• YOUR OBJECTIVE:
From the listing below, pull out all lines with "Başkanlığı" in them.

• MATERIAL PROVIDED:
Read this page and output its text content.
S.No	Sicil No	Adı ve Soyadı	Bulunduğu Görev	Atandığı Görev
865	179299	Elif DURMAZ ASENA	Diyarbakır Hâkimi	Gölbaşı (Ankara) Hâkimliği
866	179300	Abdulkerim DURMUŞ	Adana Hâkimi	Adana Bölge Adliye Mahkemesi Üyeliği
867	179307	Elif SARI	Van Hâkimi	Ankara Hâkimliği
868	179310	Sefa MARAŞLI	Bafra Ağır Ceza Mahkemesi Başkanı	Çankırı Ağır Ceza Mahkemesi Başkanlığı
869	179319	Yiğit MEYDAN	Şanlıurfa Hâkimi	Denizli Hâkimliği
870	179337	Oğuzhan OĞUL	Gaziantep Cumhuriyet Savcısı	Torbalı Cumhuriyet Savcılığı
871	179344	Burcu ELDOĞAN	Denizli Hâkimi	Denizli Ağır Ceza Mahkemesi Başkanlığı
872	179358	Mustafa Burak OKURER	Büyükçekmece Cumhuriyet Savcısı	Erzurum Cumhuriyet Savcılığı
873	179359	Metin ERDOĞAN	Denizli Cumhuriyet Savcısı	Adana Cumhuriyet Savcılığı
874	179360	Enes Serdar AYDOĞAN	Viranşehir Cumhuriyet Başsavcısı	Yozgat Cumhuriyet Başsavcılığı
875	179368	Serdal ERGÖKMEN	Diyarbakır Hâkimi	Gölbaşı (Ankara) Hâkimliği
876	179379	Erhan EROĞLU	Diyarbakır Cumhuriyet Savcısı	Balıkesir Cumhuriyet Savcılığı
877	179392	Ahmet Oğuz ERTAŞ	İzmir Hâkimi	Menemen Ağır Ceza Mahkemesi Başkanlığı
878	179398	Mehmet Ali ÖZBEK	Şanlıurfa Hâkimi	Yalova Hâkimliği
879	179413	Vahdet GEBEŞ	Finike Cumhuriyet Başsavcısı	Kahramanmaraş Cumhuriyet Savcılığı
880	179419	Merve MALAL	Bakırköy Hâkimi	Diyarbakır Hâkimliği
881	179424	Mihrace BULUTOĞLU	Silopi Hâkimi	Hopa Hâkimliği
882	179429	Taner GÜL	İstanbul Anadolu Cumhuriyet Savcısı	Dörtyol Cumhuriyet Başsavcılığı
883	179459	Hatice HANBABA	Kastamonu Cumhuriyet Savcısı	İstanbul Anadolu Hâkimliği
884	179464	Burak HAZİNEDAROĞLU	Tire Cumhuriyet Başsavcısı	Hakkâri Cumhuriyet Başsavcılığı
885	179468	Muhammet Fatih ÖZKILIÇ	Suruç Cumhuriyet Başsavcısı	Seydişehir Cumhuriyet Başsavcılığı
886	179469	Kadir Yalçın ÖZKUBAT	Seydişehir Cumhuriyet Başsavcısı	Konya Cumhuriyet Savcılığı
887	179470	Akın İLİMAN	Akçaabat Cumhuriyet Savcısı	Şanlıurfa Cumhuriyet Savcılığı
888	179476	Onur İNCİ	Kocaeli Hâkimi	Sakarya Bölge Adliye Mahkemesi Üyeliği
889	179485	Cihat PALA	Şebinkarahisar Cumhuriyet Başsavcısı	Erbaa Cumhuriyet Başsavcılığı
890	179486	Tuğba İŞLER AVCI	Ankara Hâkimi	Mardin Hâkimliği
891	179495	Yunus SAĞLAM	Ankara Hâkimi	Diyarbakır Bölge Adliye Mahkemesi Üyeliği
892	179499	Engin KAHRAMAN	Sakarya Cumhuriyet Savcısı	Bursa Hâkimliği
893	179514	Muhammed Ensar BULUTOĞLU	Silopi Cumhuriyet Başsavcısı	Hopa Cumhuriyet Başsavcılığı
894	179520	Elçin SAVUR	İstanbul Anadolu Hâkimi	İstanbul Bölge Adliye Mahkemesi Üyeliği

• TASK SOLUTION:
868	179310	Sefa MARAŞLI	Bafra Ağır Ceza Mahkemesi Başkanı	Çankırı Ağır Ceza Mahkemesi Başkanlığı
871	179344	Burcu ELDOĞAN	Denizli Hâkimi	Denizli Ağır Ceza Mahkemesi Başkanlığı
877	179392	Ahmet Oğuz ERTAŞ	İzmir Hâkimi	Menemen Ağır Ceza Mahkemesi Başkanlığı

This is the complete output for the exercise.